> [STATED GOAL] Retype the records below exactly as they appear.

> [GIVEN DATA]
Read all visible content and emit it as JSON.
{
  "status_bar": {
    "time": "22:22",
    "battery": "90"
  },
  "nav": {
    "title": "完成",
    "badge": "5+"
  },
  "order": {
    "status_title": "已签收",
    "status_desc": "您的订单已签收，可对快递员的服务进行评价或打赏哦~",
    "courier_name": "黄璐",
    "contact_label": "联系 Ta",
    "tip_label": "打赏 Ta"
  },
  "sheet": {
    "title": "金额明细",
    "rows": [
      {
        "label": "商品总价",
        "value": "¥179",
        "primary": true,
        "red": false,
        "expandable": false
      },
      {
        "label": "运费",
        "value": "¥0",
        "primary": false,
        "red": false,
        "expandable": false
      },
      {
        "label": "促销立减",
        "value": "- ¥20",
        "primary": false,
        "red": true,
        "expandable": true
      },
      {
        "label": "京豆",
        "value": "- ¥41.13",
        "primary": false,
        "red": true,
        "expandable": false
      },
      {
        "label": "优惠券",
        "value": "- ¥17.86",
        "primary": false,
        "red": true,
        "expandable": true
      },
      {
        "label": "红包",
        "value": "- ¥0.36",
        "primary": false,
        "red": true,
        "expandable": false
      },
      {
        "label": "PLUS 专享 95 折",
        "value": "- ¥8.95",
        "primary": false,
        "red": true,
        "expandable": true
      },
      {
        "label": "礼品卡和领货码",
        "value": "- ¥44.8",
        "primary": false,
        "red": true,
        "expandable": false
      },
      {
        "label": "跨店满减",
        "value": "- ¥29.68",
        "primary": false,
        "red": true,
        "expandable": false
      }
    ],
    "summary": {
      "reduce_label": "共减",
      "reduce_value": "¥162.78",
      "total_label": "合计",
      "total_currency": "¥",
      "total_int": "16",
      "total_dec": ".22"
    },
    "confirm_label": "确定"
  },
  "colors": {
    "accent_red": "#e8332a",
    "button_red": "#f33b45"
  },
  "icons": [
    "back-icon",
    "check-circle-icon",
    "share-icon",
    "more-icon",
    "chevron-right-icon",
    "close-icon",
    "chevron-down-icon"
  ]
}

> [FULL SOLUTION]
Read all visible content and emit it as JSON.
{
  "status_bar": {
    "time": "22:22",
    "battery": "90"
  },
  "nav": {
    "title": "完成",
    "badge": "5+"
  },
  "order": {
    "status_title": "已签收",
    "status_desc": "您的订单已签收，可对快递员的服务进行评价或打赏哦~",
    "courier_name": "黄璐",
    "contact_label": "联系 Ta",
    "tip_label": "打赏 Ta"
  },
  "sheet": {
    "title": "金额明细",
    "rows": [
      {
        "label": "商品总价",
        "value": "¥179",
        "primary": true,
        "red": false,
        "expandable": false
      },
      {
        "label": "运费",
        "value": "¥0",
        "primary": false,
        "red": false,
        "expandable": false
      },
      {
        "label": "促销立减",
        "value": "- ¥20",
        "primary": false,
        "red": true,
        "expandable": true
      },
      {
        "label": "京豆",
        "value": "- ¥41.13",
        "primary": false,
        "red": true,
        "expandable": false
      },
      {
        "label": "优惠券",
        "value": "- ¥17.86",
        "primary": false,
        "red": true,
        "expandable": true
      },
      {
        "label": "红包",
        "value": "- ¥0.36",
        "primary": false,
        "red": true,
        "expandable": false
      },
      {
        "label": "PLUS 专享 95 折",
        "value": "- ¥8.95",
        "primary": false,
        "red": true,
        "expandable": true
      },
      {
        "label": "礼品卡和领货码",
        "value": "- ¥44.8",
        "primary": false,
        "red": true,
        "expandable": false
      },
      {
        "label": "跨店满减",
        "value": "- ¥29.68",
        "primary": false,
        "red": true,
        "expandable": false
      }
    ],
    "summary": {
      "reduce_label": "共减",
      "reduce_value": "¥162.78",
      "total_label": "合计",
      "total_currency": "¥",
      "total_int": "16",
      "total_dec": ".22"
    },
    "confirm_label": "确定"
  },
  "colors": {
    "accent_red": "#e8332a",
    "button_red": "#f33b45"
  },
  "icons": [
    "back-icon",
    "check-circle-icon",
    "share-icon",
    "more-icon",
    "chevron-right-icon",
    "close-icon",
    "chevron-down-icon"
  ]
}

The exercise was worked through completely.